__Required work__:
Reproduce part of the blog excerpt below word for word. Begin with the words "Yep folks!! I" and stop after "to one tat.".

__Selected extract__:
+++++

It's getting quite old!!

So for the last couple of months I have been getting stomach aches and diarreha after I eat, night sweats and now lovely headaches, oh yea and mood swings galore! I asked my doc to check my thyroid and sugar. So, she did along with my red and white blood count. Well, it all came back fine. She hasn't said anything else about wanting to do any other tests. Well, there has to be something wrong!! This isn't normal, I wasn't like this before. If I go out, I don't eat for like 2-3 hours before we are suppose to leave. I had a girls night out and we went out to eat, big mistake!! Next time I will just watch them eat. It is so freakin old!! Even if I am at home, I don't like to eat b/c then I'm gonna have an upset stomach for the rest of the night. I have no clue what is wrong. When I put in my symptoms on the internet, you wanna know what comes up?? Menopause. Can you believe it?? I guess if I am going thru way early menopause it really isn't all that big of a deal, b/c we are done having kids so it's not like I'm wanting to get prego. The plus side to it all would be the fact that I won't have periods anymore. But who knows what is wrong, I guess I will be calling my doc today and once again try and figure out what in the heck is wrong with me!! I am so sick of it all!! People wonder why I am skinny, my mom thinks that I don't eat. Well, partly she is right. Sometimes I don't eat all meals, b/c I don't want to feel like crap, but why eat when it is just gonna come right out? I don't know. I'm just fed up!!

Monday, October 27, 2008

Can you believe I did it?



Yep folks!! I did it! I got my tat Friday night! Everyone thought I would chicken out, including me, but I didn't. I went with one of my friends and my cousin and her hubby. I may have went last, but I went! It didn't really hurt, there were a few tender parts, but it really wasn't bad at all. I could do it again, but I don't know if I will or not. This one is kinda big or atleast that is what everyone tells me. So, I might just keep it to one tat.

Thursday, October 23, 2008

Cutest kids....






So, I'm their mom so I should totally think so. But who could think my kids aren't cute? lol Anyways, we took them tonight for their first official pics together. They turned out really good!!

Wednesday, October 22, 2008

Fun fun fun

Last night me and a couple friends went out to eat. You talk about a good time!! We carried on and were so loud. It was so much fun! I haven't laughed so hard in a while!! It was like being in high school again, but with more grown up topics. lol Back then we use to talk about boyfriends and school. Now it's husbands and kids. lol We had so much fun!! We are turning it into a monthly thing and we are so excited! We all look forward to getting out of the house for girl time and we enjoy it so much!! Next month we are shopping, I am so looking forward to that!!! Yeah, for girls night out!!!

Monday, October 20, 2008

Can't decide!!

Ok, so this Friday I am going to be getting my first tat!! I just have one problem. I can't decide which one to get. Which do you think?

Monday, October 13, 2008

To Great Friends!!

Ok, so in the loss of my "best" friend I have come to realize what GREAT friends I do have!! You have Lynne, who doesn't want credit but sent me those YUMMY cookies that absolutely brightened my day!! She is so down to earth and doesn't get all worked up when life isn't exactly going as she wants it. She just takes everything with stride and laughter and that is what is so great about her!! She is always able to find the silver lining and just have a good time and keep a smile on her face even when she doesn't feel like it. She has truly been like family. I remember several times being out at her house when her thousands (so it seems) of family members were out there for a famous family gathering and it was just like I was one of them. It was so much fun!! She is just a great person and if you ever meet her mom or had a chance to meet her dad you would know where she got it from!! They are really great too!! A very cool family and friend!!

+++++

__Supplied records__:
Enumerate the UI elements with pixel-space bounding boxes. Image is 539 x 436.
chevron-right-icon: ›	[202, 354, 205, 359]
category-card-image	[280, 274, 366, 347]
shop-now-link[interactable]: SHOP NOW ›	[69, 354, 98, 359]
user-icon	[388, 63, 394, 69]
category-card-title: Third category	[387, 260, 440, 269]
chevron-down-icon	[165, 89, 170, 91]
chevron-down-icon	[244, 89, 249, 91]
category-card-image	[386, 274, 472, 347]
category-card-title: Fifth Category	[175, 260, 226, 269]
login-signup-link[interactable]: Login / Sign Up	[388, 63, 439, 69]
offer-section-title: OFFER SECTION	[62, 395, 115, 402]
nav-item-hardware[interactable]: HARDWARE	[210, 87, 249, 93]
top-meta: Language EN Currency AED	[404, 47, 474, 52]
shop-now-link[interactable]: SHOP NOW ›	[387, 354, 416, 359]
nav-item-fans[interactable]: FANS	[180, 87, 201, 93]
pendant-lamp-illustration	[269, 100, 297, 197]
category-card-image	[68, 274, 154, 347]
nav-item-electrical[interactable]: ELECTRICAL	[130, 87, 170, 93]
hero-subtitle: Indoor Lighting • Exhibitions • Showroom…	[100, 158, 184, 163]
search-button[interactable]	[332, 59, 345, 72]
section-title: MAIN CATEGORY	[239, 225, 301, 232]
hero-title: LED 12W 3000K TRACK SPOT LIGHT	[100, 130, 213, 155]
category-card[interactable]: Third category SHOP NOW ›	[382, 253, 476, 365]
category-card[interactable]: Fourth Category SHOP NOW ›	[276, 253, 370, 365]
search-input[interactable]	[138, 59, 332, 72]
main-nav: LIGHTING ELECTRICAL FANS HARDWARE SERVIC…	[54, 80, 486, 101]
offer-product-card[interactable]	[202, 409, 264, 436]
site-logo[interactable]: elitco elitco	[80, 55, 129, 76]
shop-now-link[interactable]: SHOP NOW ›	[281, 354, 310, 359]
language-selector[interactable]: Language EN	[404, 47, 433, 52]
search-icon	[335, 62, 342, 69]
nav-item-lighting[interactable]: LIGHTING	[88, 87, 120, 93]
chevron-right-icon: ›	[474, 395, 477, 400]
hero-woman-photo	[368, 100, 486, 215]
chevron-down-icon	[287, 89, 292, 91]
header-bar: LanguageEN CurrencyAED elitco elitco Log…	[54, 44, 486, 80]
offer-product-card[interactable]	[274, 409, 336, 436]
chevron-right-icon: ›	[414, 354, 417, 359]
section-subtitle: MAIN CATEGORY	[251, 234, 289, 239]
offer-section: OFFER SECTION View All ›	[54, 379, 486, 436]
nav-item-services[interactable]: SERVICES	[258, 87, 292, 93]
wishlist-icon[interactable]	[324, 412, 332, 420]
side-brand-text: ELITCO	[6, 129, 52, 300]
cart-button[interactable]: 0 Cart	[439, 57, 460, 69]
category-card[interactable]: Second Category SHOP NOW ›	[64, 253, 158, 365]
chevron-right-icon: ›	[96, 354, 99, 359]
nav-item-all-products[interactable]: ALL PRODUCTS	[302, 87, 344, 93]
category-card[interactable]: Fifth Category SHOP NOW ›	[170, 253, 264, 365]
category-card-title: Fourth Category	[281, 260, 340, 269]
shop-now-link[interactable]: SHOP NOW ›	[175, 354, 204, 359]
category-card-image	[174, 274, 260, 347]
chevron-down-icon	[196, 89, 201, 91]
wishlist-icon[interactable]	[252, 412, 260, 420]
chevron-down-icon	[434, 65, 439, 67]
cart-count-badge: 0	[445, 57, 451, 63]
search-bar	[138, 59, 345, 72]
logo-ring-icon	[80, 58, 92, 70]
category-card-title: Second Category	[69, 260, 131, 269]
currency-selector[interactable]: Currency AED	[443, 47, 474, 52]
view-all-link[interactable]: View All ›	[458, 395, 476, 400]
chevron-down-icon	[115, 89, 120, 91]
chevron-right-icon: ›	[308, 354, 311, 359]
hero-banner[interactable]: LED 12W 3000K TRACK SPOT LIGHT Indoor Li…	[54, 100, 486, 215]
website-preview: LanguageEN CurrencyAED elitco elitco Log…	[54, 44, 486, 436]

+++++

__Reply to the task__:
Yep folks!! I did it! I got my tat Friday night! Everyone thought I would chicken out, including me, but I didn't. I went with one of my friends and my cousin and her hubby. I may have went last, but I went! It didn't really hurt, there were a few tender parts, but it really wasn't bad at all. I could do it again, but I don't know if I will or not. This one is kinda big or atleast that is what everyone tells me. So, I might just keep it to one tat.